» EXERCISE INPUT:

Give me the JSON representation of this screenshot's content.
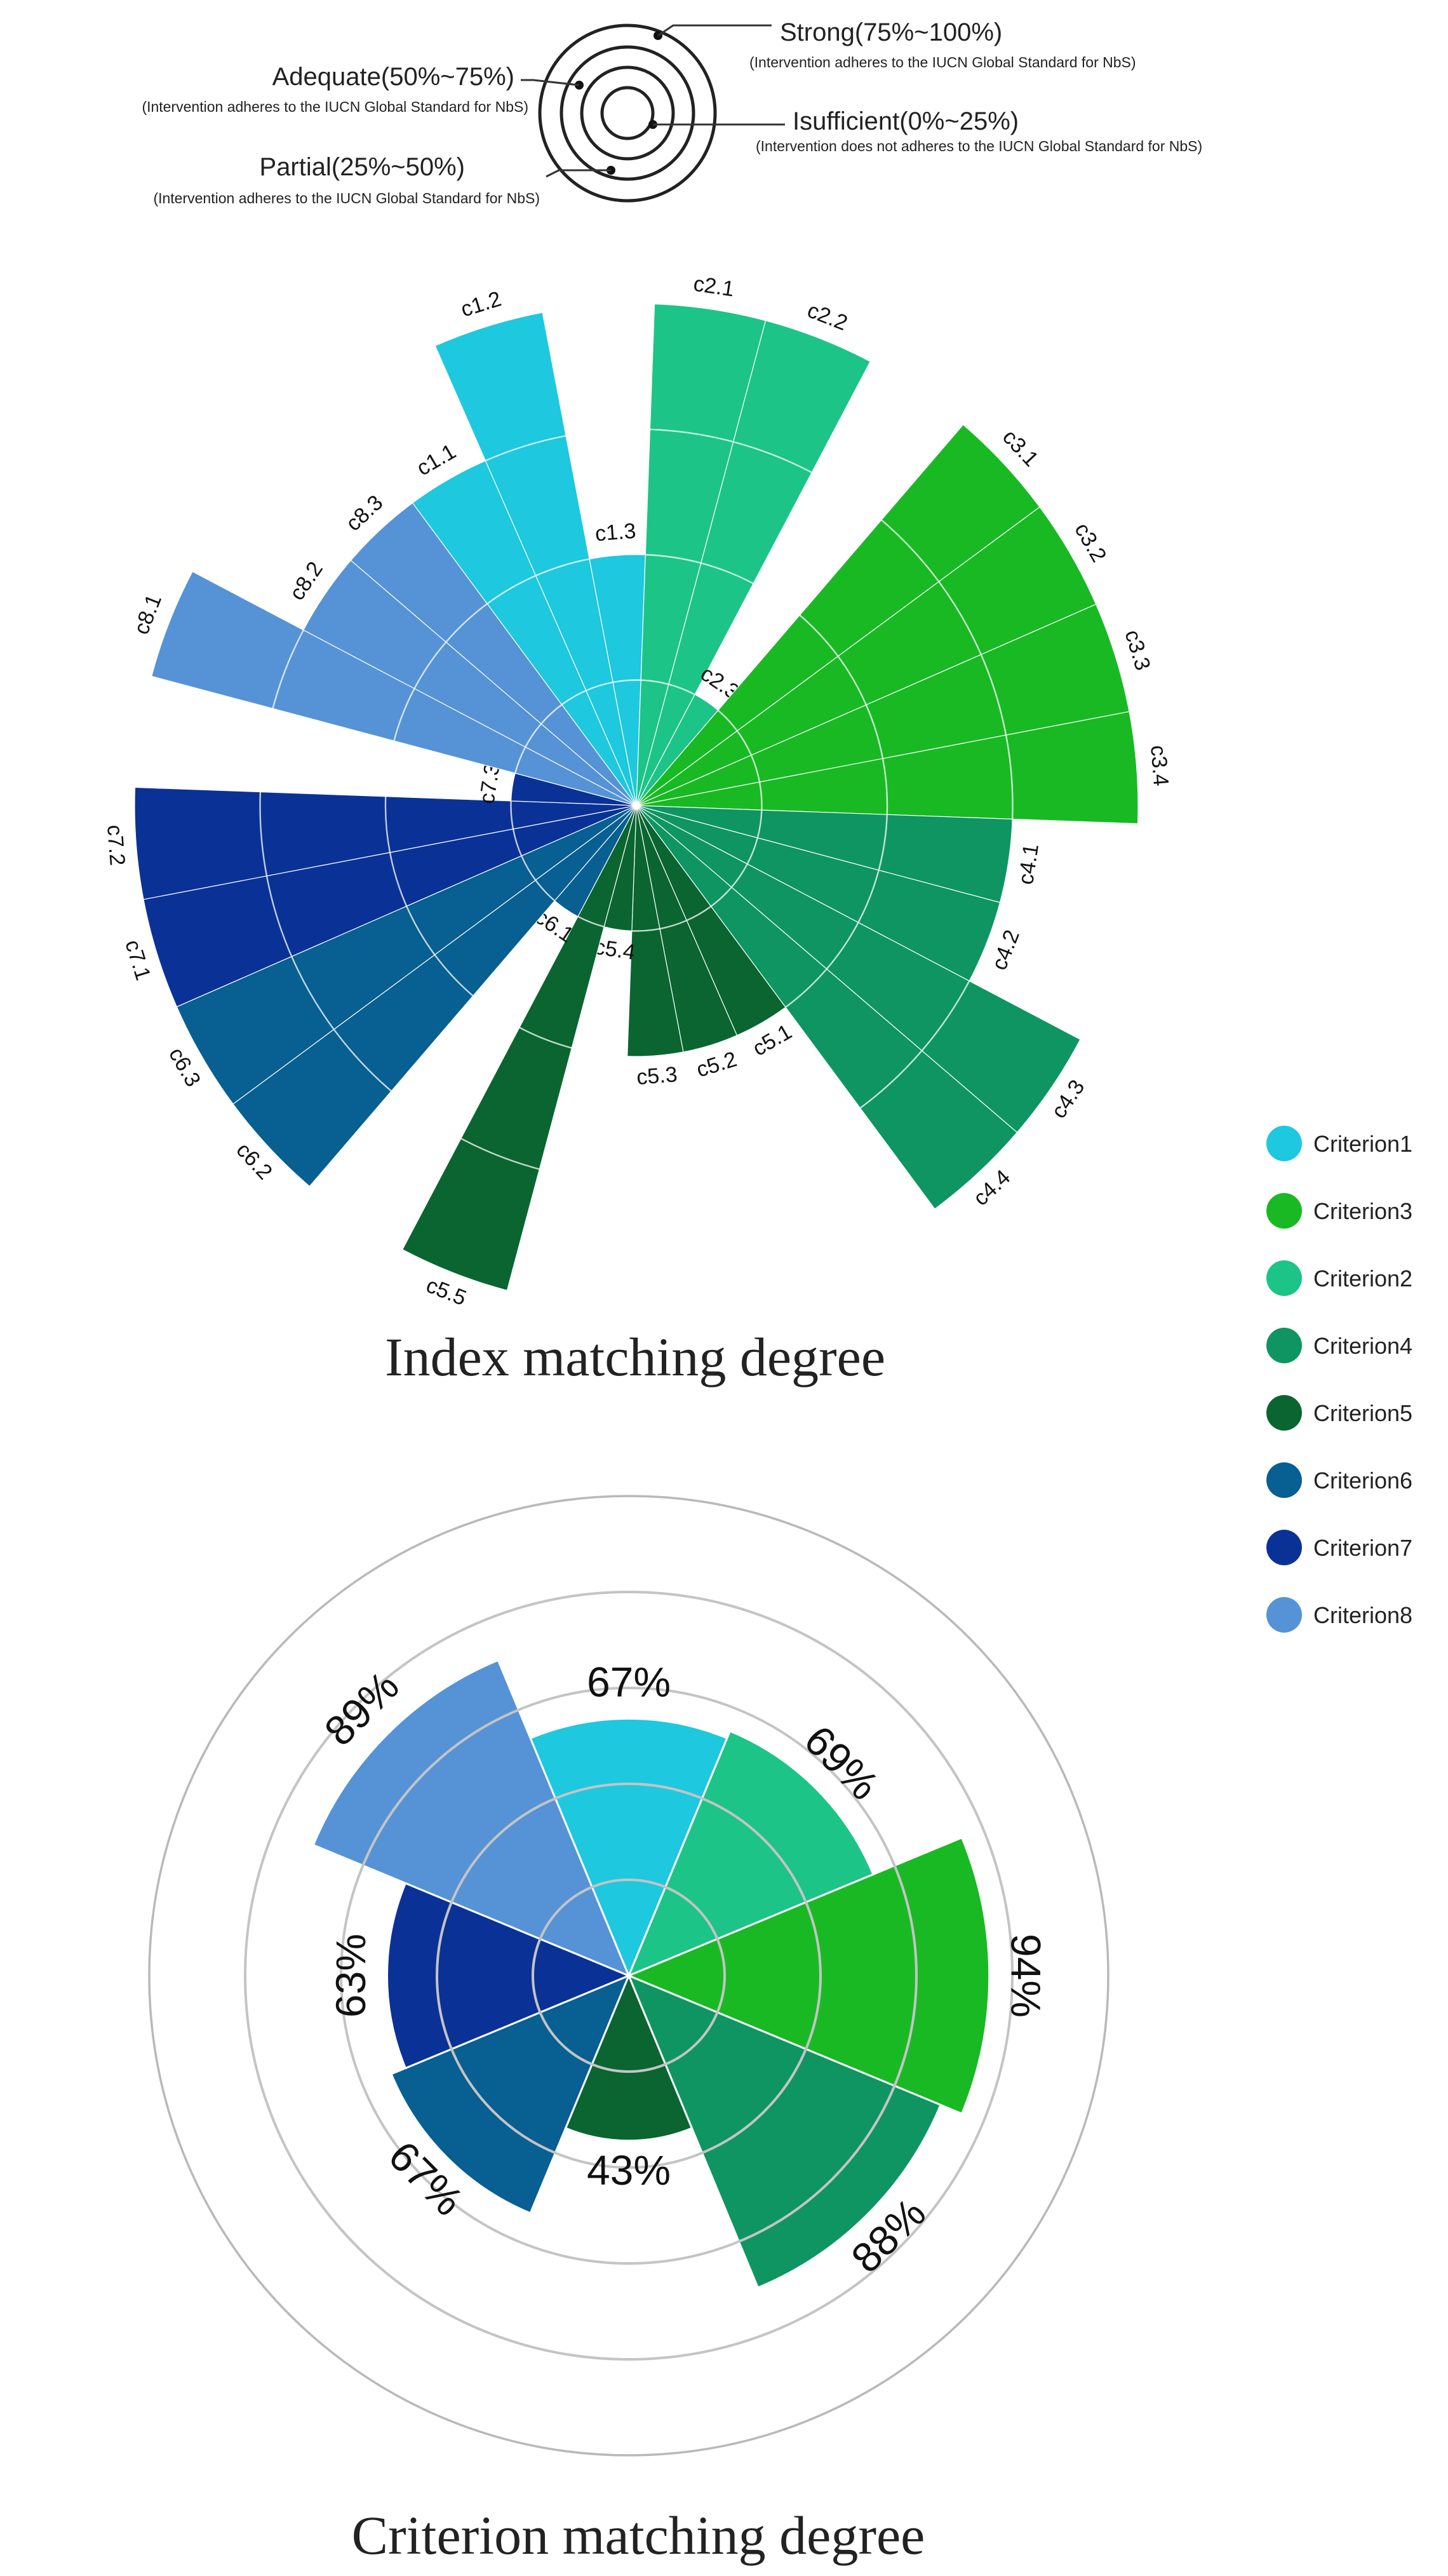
{
  "level_key": {
    "levels": [
      {
        "title": "Strong(75%~100%)",
        "note": "(Intervention adheres to the IUCN Global Standard for NbS)"
      },
      {
        "title": "Adequate(50%~75%)",
        "note": "(Intervention adheres to the IUCN Global Standard for NbS)"
      },
      {
        "title": "Partial(25%~50%)",
        "note": "(Intervention adheres to the IUCN Global Standard for NbS)"
      },
      {
        "title": "Isufficient(0%~25%)",
        "note": "(Intervention does not adheres to the IUCN Global Standard for NbS)"
      }
    ]
  },
  "legend": {
    "items": [
      {
        "label": "Criterion1",
        "color": "#1ec8de"
      },
      {
        "label": "Criterion3",
        "color": "#19b924"
      },
      {
        "label": "Criterion2",
        "color": "#1dc487"
      },
      {
        "label": "Criterion4",
        "color": "#0e9562"
      },
      {
        "label": "Criterion5",
        "color": "#0a6530"
      },
      {
        "label": "Criterion6",
        "color": "#075f92"
      },
      {
        "label": "Criterion7",
        "color": "#0a3296"
      },
      {
        "label": "Criterion8",
        "color": "#5593d6"
      }
    ]
  },
  "chart_data": [
    {
      "type": "polar-bar",
      "title": "Index matching degree",
      "rmax": 1.0,
      "ring_count": 4,
      "categories": [
        "c1.1",
        "c1.2",
        "c1.3",
        "c2.1",
        "c2.2",
        "c2.3",
        "c3.1",
        "c3.2",
        "c3.3",
        "c3.4",
        "c4.1",
        "c4.2",
        "c4.3",
        "c4.4",
        "c5.1",
        "c5.2",
        "c5.3",
        "c5.4",
        "c5.5",
        "c6.1",
        "c6.2",
        "c6.3",
        "c7.1",
        "c7.2",
        "c7.3",
        "c8.1",
        "c8.2",
        "c8.3"
      ],
      "groups": [
        "Criterion1",
        "Criterion1",
        "Criterion1",
        "Criterion2",
        "Criterion2",
        "Criterion2",
        "Criterion3",
        "Criterion3",
        "Criterion3",
        "Criterion3",
        "Criterion4",
        "Criterion4",
        "Criterion4",
        "Criterion4",
        "Criterion5",
        "Criterion5",
        "Criterion5",
        "Criterion5",
        "Criterion5",
        "Criterion6",
        "Criterion6",
        "Criterion6",
        "Criterion7",
        "Criterion7",
        "Criterion7",
        "Criterion8",
        "Criterion8",
        "Criterion8"
      ],
      "values": [
        0.75,
        1.0,
        0.5,
        1.0,
        1.0,
        0.25,
        1.0,
        1.0,
        1.0,
        1.0,
        0.75,
        0.75,
        1.0,
        1.0,
        0.5,
        0.5,
        0.5,
        0.25,
        1.0,
        0.25,
        1.0,
        1.0,
        1.0,
        1.0,
        0.25,
        1.0,
        0.75,
        0.75
      ]
    },
    {
      "type": "polar-bar",
      "title": "Criterion matching degree",
      "rmax": 1.25,
      "ring_count": 5,
      "categories": [
        "Criterion1",
        "Criterion2",
        "Criterion3",
        "Criterion4",
        "Criterion5",
        "Criterion6",
        "Criterion7",
        "Criterion8"
      ],
      "values": [
        0.67,
        0.69,
        0.94,
        0.88,
        0.43,
        0.67,
        0.63,
        0.89
      ],
      "data_labels": [
        "67%",
        "69%",
        "94%",
        "88%",
        "43%",
        "67%",
        "63%",
        "89%"
      ]
    }
  ]
}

» PROBLEM TO WORK ON:
Copy all lines of the listing above that contain the string "matching".

» RESPONSE TO THE TASK:
      "title": "Index matching degree",
      "title": "Criterion matching degree",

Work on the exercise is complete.